# [Stated problem]
Repeat, exactly and completely, the entries shown underneath.

# [Supplied entries]
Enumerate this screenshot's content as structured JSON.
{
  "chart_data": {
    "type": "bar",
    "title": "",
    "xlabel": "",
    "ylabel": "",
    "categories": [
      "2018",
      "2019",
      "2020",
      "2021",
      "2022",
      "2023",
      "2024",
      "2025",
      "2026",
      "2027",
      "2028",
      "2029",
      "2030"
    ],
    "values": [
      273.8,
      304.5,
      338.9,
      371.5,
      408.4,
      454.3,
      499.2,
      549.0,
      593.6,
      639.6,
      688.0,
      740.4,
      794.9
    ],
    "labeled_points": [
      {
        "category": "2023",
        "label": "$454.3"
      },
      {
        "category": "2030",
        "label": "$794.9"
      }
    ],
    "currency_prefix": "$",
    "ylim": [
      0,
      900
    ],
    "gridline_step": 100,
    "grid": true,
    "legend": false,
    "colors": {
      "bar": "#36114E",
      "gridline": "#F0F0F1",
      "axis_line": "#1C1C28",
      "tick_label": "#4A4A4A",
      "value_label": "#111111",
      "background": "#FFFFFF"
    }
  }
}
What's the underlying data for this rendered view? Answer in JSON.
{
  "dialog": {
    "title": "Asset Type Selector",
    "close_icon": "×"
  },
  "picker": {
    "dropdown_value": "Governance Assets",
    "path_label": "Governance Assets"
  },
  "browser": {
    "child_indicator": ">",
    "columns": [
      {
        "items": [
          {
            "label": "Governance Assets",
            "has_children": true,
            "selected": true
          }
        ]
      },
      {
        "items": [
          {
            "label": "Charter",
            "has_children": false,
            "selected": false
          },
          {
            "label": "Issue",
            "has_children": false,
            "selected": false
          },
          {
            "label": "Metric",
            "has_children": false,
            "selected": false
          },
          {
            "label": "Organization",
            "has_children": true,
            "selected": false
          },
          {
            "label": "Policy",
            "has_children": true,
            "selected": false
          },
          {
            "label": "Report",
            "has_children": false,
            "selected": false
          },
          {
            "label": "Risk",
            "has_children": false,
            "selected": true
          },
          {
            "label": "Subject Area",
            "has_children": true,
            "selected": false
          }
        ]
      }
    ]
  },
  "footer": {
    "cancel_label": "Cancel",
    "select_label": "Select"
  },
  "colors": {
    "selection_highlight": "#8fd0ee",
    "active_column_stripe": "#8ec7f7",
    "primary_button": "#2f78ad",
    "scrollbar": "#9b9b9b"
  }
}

# [Answer to this task]
Enumerate this screenshot's content as structured JSON.
{
  "chart_data": {
    "type": "bar",
    "title": "",
    "xlabel": "",
    "ylabel": "",
    "categories": [
      "2018",
      "2019",
      "2020",
      "2021",
      "2022",
      "2023",
      "2024",
      "2025",
      "2026",
      "2027",
      "2028",
      "2029",
      "2030"
    ],
    "values": [
      273.8,
      304.5,
      338.9,
      371.5,
      408.4,
      454.3,
      499.2,
      549.0,
      593.6,
      639.6,
      688.0,
      740.4,
      794.9
    ],
    "labeled_points": [
      {
        "category": "2023",
        "label": "$454.3"
      },
      {
        "category": "2030",
        "label": "$794.9"
      }
    ],
    "currency_prefix": "$",
    "ylim": [
      0,
      900
    ],
    "gridline_step": 100,
    "grid": true,
    "legend": false,
    "colors": {
      "bar": "#36114E",
      "gridline": "#F0F0F1",
      "axis_line": "#1C1C28",
      "tick_label": "#4A4A4A",
      "value_label": "#111111",
      "background": "#FFFFFF"
    }
  }
}
What's the underlying data for this rendered view? Answer in JSON.
{
  "dialog": {
    "title": "Asset Type Selector",
    "close_icon": "×"
  },
  "picker": {
    "dropdown_value": "Governance Assets",
    "path_label": "Governance Assets"
  },
  "browser": {
    "child_indicator": ">",
    "columns": [
      {
        "items": [
          {
            "label": "Governance Assets",
            "has_children": true,
            "selected": true
          }
        ]
      },
      {
        "items": [
          {
            "label": "Charter",
            "has_children": false,
            "selected": false
          },
          {
            "label": "Issue",
            "has_children": false,
            "selected": false
          },
          {
            "label": "Metric",
            "has_children": false,
            "selected": false
          },
          {
            "label": "Organization",
            "has_children": true,
            "selected": false
          },
          {
            "label": "Policy",
            "has_children": true,
            "selected": false
          },
          {
            "label": "Report",
            "has_children": false,
            "selected": false
          },
          {
            "label": "Risk",
            "has_children": false,
            "selected": true
          },
          {
            "label": "Subject Area",
            "has_children": true,
            "selected": false
          }
        ]
      }
    ]
  },
  "footer": {
    "cancel_label": "Cancel",
    "select_label": "Select"
  },
  "colors": {
    "selection_highlight": "#8fd0ee",
    "active_column_stripe": "#8ec7f7",
    "primary_button": "#2f78ad",
    "scrollbar": "#9b9b9b"
  }
}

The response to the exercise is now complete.